Once someone legally enters the United States, they generally have two main options if they would like to stay indefinitely. The first option is to cure a Permanent Resident Card or Green Card that allows them to live and work in the country. The second and typically more complicated option involves naturalization. Those who successfully complete the process become naturalized citizens.
Many people choose to become permanent residents instead of citizens because naturalization requires learning English and passing a test. However, there are also significant differences between the rights and privileges of citizens and those of permanent residents.
What are the limits on the rights of permanent residents?
Someone living in the U.S. with a Green Card can sponsor a spouse, parent or unmarried minor children for immigration. They can also rent or own property, start a business, work in a job and raise a family.
However, there are certain things they cannot do. They cannot run for public office, nor can they vote. They also cannot secure a U.S. passport. Not having a passport could make it hard, if not impossible, to secure visas for some international travel destinations. Also, if they leave the U.S. for more than a year, they could risk losing their Green Card.
If you qualify for naturalization, it can certainly be worthwhile. Once you become a citizen, you will have more options and rights than a permanent resident. However, it’s essential to understand the naturalization process. Whether you are seeking to become a permanent resident or a naturalized citizen, an experienced attorney can provide valuable information and guidance.

-*-*-

**TASKS FOR THIS EXERCISE:**
(a) In the article on Green Cards and naturalization, what could happen to a permanent resident who leaves the U.S. for more than a year?
(b) Rewrite everything in the article on Green Cards and naturalization from "Someone living in" down to "their Green Card.", replacing "Green Card" with "Permanent Resident Card".
The entries have no connection to the article on Green Cards and naturalization.

(Dataset items)
-*-*-

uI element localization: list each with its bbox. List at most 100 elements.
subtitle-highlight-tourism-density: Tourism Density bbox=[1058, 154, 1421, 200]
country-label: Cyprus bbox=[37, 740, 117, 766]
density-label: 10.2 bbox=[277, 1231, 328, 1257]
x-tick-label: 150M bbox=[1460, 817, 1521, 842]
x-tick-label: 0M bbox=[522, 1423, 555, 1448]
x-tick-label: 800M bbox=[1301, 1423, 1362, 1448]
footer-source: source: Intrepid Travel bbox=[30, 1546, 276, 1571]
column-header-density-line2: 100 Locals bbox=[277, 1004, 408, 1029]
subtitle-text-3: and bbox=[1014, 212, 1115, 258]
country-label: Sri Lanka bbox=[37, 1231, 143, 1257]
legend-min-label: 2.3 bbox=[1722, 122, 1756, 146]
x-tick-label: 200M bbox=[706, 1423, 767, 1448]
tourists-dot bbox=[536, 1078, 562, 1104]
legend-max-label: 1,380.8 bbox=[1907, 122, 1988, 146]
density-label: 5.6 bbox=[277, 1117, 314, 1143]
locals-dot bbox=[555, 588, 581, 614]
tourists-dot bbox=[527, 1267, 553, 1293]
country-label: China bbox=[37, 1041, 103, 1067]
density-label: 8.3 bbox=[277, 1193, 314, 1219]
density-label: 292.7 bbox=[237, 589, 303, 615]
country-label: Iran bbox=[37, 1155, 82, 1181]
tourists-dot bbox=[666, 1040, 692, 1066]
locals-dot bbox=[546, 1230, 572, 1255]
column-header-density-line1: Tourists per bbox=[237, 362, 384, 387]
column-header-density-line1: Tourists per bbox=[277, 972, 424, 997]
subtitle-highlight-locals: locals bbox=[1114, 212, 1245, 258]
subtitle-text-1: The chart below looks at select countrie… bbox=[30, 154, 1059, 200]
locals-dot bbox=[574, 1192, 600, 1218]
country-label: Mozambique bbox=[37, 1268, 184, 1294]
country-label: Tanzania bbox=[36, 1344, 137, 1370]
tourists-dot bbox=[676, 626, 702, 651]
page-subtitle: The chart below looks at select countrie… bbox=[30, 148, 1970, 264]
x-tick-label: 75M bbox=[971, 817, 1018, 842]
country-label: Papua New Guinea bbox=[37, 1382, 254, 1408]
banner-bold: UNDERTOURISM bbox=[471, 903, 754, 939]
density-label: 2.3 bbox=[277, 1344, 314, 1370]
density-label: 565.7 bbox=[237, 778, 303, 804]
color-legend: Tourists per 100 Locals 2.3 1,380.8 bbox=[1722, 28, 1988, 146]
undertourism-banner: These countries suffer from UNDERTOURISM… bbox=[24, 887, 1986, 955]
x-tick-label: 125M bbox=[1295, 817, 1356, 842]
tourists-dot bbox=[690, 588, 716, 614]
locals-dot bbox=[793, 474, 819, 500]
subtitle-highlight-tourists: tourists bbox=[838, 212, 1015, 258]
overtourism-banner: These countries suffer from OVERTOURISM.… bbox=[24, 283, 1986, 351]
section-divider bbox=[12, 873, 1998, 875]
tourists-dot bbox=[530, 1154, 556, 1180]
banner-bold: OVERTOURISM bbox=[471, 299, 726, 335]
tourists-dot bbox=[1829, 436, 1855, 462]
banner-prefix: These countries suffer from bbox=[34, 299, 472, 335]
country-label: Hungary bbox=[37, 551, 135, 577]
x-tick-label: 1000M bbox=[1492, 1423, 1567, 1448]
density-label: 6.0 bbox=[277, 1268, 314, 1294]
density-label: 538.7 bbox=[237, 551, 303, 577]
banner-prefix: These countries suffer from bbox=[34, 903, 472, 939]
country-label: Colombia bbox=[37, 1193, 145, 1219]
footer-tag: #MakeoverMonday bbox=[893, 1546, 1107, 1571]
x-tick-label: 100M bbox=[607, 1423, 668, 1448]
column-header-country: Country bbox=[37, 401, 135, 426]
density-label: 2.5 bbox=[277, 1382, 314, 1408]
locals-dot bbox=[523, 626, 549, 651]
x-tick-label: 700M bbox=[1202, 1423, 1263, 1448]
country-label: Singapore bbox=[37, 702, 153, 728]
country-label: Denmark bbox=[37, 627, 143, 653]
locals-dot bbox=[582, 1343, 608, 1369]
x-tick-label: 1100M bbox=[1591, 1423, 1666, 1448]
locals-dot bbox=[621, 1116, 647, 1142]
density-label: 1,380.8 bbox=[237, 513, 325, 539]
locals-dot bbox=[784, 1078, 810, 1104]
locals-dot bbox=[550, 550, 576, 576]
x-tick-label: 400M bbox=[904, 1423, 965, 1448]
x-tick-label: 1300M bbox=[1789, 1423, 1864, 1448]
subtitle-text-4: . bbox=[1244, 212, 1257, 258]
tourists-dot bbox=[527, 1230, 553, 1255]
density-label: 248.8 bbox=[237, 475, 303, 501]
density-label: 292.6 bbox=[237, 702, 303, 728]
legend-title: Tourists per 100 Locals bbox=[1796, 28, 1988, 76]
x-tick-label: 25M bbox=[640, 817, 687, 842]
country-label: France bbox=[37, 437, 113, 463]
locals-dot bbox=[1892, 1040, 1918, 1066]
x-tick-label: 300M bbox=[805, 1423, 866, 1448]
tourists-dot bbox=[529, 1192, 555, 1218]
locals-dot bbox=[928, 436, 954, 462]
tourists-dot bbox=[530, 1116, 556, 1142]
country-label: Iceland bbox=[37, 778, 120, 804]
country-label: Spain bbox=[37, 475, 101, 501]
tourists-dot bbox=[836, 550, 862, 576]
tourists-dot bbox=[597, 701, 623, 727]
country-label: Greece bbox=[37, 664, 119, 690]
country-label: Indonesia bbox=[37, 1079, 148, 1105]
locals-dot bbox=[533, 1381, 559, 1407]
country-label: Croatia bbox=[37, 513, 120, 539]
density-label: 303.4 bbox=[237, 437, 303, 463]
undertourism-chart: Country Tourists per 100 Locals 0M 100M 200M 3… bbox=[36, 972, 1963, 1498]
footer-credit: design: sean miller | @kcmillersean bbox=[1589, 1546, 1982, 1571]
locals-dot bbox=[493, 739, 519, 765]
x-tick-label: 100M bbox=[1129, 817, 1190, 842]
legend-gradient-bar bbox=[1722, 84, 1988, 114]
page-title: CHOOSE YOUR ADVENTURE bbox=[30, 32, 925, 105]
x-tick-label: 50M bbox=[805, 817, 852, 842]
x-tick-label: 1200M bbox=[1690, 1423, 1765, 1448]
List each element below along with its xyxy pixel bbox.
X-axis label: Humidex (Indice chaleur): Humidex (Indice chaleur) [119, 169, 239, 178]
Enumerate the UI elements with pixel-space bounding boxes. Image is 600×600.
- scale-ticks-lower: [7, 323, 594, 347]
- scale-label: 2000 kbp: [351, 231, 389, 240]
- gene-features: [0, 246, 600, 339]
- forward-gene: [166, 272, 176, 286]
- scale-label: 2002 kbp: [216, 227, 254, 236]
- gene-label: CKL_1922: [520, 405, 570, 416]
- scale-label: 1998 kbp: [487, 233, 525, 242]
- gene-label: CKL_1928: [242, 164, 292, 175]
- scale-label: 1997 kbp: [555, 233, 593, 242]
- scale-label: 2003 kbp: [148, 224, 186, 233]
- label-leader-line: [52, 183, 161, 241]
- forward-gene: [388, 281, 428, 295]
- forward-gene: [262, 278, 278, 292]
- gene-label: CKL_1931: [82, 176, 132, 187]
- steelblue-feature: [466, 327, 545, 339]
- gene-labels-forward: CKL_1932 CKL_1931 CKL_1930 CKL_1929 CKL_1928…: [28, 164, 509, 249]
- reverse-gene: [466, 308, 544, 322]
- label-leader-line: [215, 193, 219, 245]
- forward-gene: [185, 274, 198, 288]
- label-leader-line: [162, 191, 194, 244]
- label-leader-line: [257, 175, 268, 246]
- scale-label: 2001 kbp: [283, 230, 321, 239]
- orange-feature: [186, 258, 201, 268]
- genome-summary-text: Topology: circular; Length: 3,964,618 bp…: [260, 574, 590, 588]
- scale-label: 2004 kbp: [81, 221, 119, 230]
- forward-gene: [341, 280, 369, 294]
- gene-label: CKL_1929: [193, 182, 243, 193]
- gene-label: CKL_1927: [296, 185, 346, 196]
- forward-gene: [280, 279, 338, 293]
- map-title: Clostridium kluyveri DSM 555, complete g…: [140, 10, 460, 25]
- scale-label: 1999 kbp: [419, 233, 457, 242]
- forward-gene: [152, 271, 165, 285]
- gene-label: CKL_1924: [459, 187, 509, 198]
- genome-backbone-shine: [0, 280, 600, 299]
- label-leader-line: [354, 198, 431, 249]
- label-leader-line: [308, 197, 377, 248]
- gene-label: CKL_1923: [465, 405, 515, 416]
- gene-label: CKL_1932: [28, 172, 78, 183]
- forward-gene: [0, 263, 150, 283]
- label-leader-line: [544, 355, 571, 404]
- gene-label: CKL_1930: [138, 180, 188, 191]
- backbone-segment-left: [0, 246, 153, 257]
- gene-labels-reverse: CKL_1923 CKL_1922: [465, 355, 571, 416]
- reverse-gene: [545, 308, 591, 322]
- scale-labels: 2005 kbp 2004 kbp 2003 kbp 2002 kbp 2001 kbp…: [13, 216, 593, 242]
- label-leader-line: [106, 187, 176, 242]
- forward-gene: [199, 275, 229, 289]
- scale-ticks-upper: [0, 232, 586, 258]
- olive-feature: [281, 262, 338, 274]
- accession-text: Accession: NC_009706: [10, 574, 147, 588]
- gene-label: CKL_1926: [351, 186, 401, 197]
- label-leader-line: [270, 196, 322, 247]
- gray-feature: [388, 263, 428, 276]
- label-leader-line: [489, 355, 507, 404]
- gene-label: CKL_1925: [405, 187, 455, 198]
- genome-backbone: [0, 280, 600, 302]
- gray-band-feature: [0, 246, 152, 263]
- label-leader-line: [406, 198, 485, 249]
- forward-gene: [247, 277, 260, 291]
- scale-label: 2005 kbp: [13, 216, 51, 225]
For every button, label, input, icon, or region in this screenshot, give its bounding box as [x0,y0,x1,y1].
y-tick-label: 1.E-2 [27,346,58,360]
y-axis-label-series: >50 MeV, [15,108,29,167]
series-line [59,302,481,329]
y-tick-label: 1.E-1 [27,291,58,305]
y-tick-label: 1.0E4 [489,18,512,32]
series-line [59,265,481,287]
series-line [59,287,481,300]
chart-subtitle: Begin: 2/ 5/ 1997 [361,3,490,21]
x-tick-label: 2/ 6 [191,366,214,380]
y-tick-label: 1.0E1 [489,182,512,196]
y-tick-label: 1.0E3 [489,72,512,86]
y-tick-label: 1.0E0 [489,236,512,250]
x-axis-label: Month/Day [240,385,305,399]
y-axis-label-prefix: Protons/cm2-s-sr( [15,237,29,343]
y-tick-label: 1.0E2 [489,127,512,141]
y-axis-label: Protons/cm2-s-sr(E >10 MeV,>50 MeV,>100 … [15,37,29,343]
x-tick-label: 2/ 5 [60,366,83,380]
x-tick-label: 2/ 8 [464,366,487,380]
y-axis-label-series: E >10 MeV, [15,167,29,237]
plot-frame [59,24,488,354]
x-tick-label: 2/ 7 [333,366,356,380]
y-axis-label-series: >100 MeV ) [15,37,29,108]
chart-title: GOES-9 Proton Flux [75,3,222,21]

-*-*-

**ANSWERS FOR EACH ITEM:**
(a) They could risk losing their Green Card.

(b)
Someone living in the U.S. with a Permanent Resident Card can sponsor a spouse, parent or unmarried minor children for immigration. They can also rent or own property, start a business, work in a job and raise a family.
However, there are certain things they cannot do. They cannot run for public office, nor can they vote. They also cannot secure a U.S. passport. Not having a passport could make it hard, if not impossible, to secure visas for some international travel destinations. Also, if they leave the U.S. for more than a year, they could risk losing their Permanent Resident Card.